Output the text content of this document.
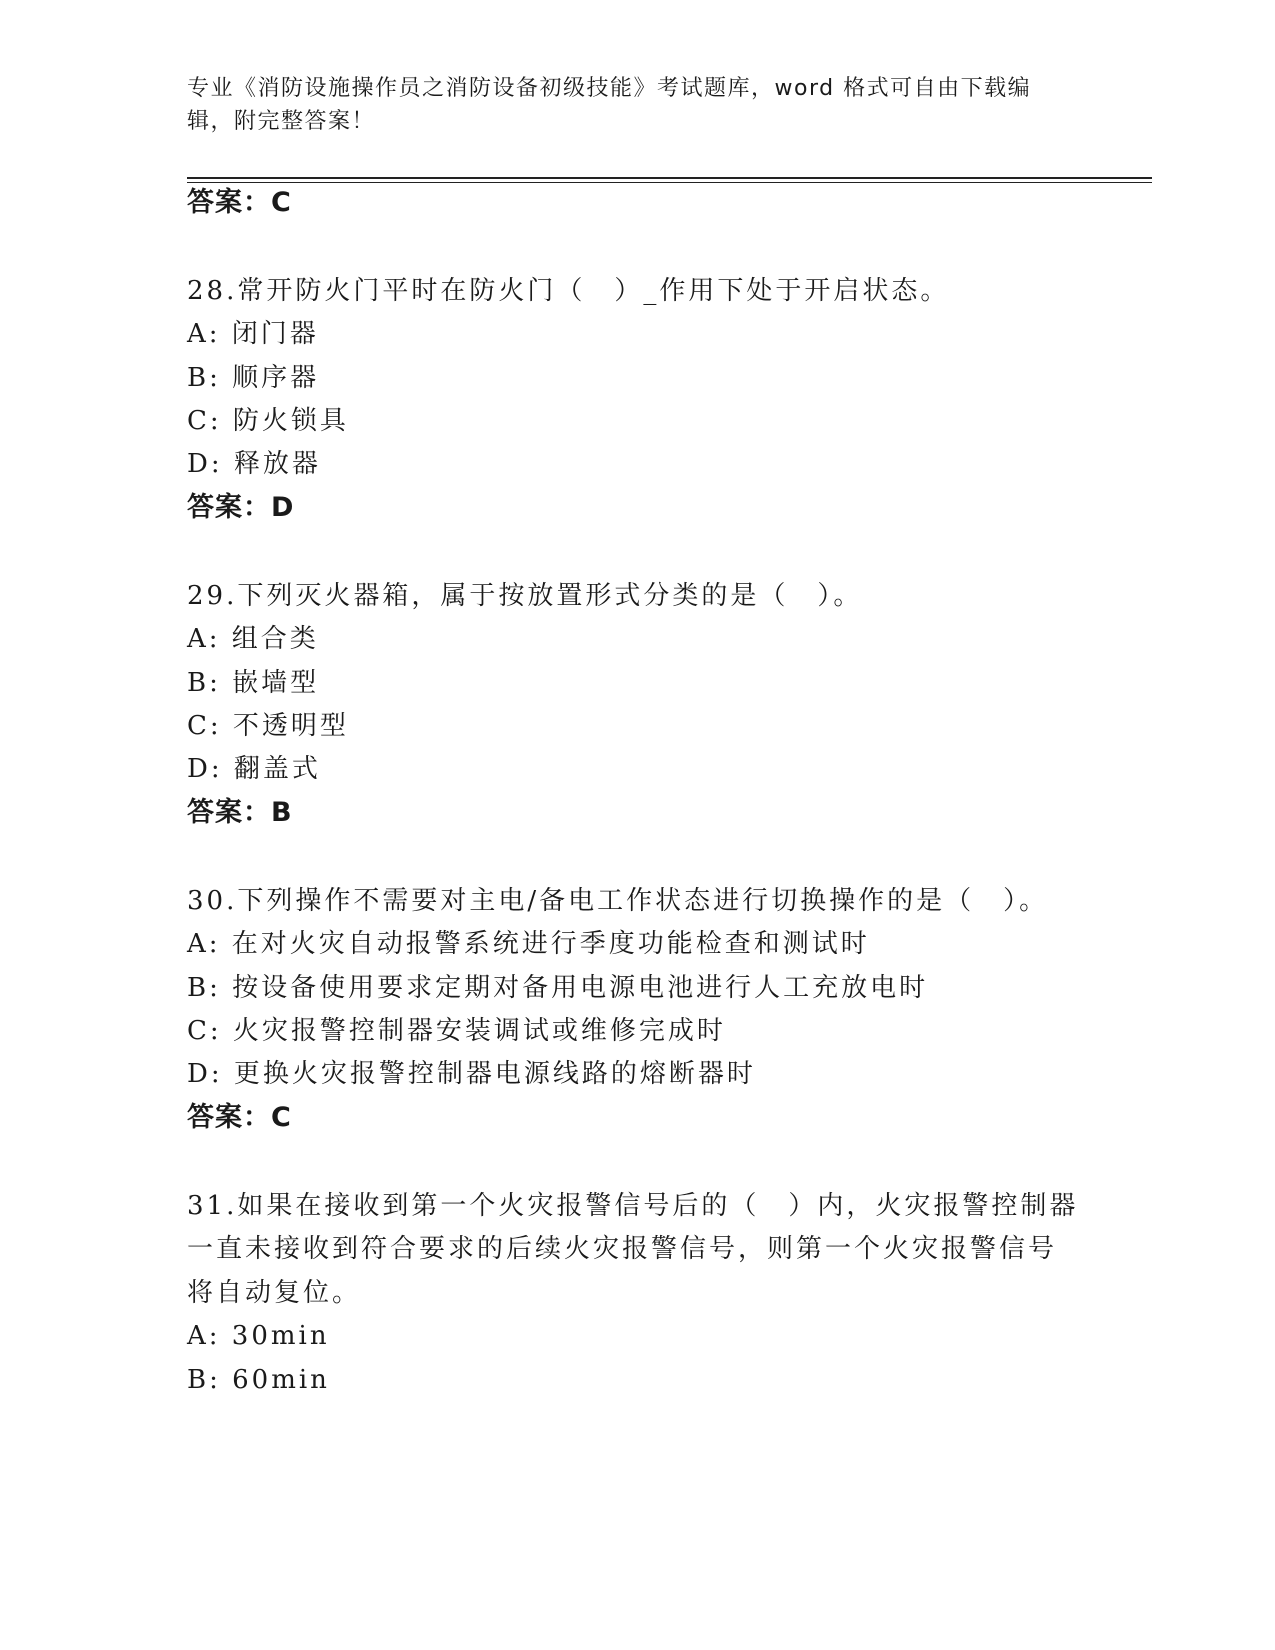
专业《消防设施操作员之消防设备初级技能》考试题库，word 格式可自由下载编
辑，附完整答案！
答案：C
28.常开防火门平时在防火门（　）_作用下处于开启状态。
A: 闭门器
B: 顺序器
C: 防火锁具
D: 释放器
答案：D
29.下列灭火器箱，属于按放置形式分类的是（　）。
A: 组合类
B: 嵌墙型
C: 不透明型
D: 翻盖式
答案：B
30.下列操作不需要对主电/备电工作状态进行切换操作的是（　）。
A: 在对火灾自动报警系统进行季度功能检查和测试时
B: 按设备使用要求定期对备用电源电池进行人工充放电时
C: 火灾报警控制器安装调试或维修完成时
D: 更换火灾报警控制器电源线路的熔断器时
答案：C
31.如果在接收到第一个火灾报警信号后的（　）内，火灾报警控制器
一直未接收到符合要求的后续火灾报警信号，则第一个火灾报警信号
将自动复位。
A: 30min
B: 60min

------------------------------------------------

§ Aim of the exercise
Repeat each entry exactly. Pictures do not belong in the copy.

§ Written response
Output the text content of this document.
专业《消防设施操作员之消防设备初级技能》考试题库，word 格式可自由下载编
辑，附完整答案！
答案：C
28.常开防火门平时在防火门（　）_作用下处于开启状态。
A: 闭门器
B: 顺序器
C: 防火锁具
D: 释放器
答案：D
29.下列灭火器箱，属于按放置形式分类的是（　）。
A: 组合类
B: 嵌墙型
C: 不透明型
D: 翻盖式
答案：B
30.下列操作不需要对主电/备电工作状态进行切换操作的是（　）。
A: 在对火灾自动报警系统进行季度功能检查和测试时
B: 按设备使用要求定期对备用电源电池进行人工充放电时
C: 火灾报警控制器安装调试或维修完成时
D: 更换火灾报警控制器电源线路的熔断器时
答案：C
31.如果在接收到第一个火灾报警信号后的（　）内，火灾报警控制器
一直未接收到符合要求的后续火灾报警信号，则第一个火灾报警信号
将自动复位。
A: 30min
B: 60min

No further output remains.